## Directions
From the entries below, pull out each line where "this" appears.
※
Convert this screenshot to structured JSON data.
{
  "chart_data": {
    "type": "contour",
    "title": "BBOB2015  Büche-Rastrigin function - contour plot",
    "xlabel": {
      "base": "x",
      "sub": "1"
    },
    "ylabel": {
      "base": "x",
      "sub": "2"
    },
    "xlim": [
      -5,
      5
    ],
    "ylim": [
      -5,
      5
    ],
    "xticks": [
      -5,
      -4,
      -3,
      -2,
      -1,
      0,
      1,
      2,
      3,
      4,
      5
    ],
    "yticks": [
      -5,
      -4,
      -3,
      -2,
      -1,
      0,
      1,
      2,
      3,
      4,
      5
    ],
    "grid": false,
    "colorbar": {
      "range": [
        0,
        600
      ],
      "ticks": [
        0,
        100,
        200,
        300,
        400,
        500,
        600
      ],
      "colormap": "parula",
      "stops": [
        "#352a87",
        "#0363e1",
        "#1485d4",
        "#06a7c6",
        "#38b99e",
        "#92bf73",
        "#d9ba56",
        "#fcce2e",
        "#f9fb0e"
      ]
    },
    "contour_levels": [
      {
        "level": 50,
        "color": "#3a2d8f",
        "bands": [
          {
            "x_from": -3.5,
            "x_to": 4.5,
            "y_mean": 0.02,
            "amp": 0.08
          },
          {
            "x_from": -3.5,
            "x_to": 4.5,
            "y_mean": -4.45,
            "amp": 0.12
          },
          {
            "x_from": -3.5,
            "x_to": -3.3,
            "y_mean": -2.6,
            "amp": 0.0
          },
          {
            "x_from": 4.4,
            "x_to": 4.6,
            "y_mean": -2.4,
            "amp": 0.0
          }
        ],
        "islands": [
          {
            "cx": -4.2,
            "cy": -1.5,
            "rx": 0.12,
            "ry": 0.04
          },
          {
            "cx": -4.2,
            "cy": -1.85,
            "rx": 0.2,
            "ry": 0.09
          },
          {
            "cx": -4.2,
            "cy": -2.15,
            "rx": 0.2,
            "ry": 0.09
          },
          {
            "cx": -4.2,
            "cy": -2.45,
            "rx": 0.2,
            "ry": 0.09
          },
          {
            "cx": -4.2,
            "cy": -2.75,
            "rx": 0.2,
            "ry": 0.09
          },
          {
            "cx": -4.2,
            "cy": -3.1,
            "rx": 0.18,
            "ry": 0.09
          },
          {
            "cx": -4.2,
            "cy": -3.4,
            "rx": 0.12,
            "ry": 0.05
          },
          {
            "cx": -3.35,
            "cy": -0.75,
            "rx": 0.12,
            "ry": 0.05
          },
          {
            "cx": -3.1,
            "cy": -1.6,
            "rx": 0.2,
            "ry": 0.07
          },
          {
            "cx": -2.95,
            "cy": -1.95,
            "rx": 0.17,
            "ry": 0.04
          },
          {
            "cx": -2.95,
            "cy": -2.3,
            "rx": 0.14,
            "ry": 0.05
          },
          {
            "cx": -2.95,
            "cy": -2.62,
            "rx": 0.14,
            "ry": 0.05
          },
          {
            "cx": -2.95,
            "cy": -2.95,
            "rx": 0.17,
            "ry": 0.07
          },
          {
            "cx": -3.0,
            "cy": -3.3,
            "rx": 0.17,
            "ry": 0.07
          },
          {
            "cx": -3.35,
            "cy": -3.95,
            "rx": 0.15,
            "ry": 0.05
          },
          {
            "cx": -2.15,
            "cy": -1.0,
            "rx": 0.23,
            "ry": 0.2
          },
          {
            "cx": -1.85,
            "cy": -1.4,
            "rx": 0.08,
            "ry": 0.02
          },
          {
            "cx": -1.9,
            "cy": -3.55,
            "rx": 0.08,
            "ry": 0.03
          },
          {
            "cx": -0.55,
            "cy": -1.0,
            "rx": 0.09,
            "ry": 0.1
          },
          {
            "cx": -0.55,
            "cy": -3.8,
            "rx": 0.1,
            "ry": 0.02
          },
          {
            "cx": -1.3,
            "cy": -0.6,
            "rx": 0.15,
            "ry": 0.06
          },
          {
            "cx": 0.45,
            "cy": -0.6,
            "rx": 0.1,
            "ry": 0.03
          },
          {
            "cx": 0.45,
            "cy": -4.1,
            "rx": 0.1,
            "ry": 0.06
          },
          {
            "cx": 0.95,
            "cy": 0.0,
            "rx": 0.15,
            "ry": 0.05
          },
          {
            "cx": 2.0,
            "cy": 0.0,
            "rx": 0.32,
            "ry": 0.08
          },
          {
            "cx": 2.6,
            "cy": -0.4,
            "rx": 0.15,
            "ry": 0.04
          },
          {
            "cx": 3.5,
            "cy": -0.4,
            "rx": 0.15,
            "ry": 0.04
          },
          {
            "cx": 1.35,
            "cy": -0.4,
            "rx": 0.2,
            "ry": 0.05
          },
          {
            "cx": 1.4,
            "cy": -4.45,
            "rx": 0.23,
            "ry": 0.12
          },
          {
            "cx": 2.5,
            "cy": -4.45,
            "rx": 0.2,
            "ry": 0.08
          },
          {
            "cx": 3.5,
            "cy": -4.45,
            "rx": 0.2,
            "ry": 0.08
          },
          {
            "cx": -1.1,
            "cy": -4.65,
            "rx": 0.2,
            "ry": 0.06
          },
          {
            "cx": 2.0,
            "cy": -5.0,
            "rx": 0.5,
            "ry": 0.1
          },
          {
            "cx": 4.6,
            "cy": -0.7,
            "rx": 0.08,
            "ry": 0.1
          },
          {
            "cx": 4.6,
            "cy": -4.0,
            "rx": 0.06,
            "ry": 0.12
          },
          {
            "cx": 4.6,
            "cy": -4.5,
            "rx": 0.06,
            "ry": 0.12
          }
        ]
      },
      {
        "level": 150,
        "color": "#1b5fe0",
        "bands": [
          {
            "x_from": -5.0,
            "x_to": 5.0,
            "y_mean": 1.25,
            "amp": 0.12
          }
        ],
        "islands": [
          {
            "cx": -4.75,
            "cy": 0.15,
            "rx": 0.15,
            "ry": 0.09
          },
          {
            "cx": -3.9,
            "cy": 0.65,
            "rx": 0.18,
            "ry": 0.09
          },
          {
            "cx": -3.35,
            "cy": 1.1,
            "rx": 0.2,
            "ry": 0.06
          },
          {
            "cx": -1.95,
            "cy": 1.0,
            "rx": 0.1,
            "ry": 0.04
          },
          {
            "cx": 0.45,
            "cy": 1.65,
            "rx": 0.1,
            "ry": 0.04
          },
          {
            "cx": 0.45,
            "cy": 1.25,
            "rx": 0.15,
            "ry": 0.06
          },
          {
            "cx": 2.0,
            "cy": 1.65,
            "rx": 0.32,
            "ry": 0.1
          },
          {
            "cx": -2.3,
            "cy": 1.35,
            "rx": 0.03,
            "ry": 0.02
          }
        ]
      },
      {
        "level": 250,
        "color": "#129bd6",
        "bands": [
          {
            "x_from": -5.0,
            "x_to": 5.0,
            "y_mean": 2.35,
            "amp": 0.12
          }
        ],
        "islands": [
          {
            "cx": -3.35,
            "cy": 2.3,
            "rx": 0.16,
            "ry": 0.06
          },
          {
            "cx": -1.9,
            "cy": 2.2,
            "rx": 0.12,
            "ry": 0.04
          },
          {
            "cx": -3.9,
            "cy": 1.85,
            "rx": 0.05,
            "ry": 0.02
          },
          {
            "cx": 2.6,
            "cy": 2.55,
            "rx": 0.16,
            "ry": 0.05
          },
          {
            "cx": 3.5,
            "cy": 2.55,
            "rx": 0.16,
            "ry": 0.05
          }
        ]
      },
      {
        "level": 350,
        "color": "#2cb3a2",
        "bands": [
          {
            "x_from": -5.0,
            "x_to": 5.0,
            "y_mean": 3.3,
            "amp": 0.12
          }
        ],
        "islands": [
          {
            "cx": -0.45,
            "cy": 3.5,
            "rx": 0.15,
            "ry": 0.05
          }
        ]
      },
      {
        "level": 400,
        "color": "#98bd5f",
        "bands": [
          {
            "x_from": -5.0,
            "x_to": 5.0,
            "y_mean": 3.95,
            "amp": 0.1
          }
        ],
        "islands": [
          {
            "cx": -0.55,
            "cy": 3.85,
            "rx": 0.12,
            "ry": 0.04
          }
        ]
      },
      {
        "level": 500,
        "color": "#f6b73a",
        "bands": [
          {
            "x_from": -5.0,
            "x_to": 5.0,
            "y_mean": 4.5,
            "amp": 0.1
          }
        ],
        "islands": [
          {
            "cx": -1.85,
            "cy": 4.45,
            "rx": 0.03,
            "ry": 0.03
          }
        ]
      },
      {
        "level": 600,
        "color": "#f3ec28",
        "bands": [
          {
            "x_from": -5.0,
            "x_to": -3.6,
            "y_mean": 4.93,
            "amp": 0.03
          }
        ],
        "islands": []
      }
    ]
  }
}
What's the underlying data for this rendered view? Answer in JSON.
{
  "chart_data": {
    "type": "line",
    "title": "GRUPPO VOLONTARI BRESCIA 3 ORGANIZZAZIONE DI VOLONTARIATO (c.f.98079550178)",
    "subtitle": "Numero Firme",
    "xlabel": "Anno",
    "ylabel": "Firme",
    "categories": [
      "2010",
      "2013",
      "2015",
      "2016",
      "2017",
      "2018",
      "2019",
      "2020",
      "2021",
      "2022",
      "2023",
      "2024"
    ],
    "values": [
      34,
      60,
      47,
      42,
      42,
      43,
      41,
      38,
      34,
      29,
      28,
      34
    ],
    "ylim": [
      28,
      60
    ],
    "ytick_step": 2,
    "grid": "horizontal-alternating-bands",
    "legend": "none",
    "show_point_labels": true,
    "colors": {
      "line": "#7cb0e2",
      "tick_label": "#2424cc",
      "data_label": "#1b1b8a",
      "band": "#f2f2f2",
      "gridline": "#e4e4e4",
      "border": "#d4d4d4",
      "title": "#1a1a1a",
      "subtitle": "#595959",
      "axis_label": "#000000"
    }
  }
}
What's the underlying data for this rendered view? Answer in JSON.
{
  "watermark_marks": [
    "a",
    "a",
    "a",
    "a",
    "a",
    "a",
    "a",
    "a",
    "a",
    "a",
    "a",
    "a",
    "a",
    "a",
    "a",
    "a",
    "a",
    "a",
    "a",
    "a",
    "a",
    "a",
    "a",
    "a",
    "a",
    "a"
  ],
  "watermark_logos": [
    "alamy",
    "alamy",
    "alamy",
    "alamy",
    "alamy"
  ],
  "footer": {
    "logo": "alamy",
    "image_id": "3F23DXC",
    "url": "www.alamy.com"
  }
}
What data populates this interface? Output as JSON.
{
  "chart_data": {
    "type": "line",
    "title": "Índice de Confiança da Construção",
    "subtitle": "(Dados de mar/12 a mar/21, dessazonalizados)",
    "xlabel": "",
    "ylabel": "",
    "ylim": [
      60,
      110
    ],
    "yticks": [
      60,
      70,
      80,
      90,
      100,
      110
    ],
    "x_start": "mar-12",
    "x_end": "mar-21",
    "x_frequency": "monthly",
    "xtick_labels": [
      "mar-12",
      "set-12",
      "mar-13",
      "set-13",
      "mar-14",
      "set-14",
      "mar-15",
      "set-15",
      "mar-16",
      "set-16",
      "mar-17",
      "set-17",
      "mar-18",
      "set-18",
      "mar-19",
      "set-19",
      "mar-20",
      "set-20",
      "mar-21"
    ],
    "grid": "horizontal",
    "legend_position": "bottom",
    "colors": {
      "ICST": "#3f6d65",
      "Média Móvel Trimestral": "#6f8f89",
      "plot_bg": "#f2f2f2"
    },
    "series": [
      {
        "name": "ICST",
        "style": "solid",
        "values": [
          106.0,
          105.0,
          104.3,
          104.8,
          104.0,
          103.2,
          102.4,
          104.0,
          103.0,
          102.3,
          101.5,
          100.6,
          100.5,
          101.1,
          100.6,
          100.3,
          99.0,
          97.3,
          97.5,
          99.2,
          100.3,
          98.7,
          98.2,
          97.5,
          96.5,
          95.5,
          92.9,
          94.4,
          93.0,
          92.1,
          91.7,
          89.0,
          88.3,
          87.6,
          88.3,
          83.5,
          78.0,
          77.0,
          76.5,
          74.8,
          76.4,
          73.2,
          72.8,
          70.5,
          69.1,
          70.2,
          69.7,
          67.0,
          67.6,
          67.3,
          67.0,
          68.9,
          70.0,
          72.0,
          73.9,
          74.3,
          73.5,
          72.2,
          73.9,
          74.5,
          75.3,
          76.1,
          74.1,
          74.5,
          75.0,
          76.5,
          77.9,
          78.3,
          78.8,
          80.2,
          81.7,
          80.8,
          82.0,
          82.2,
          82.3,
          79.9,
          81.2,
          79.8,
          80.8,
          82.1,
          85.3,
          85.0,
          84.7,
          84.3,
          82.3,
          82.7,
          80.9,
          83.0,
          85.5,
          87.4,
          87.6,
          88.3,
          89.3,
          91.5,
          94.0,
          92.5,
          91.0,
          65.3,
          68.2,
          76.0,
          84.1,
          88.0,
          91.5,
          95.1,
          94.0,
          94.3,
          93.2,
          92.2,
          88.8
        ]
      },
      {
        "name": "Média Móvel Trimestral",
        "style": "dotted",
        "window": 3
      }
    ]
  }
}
※
## Correct output
Convert this screenshot to structured JSON data.
What's the underlying data for this rendered view? Answer in JSON.
What's the underlying data for this rendered view? Answer in JSON.
What data populates this interface? Output as JSON.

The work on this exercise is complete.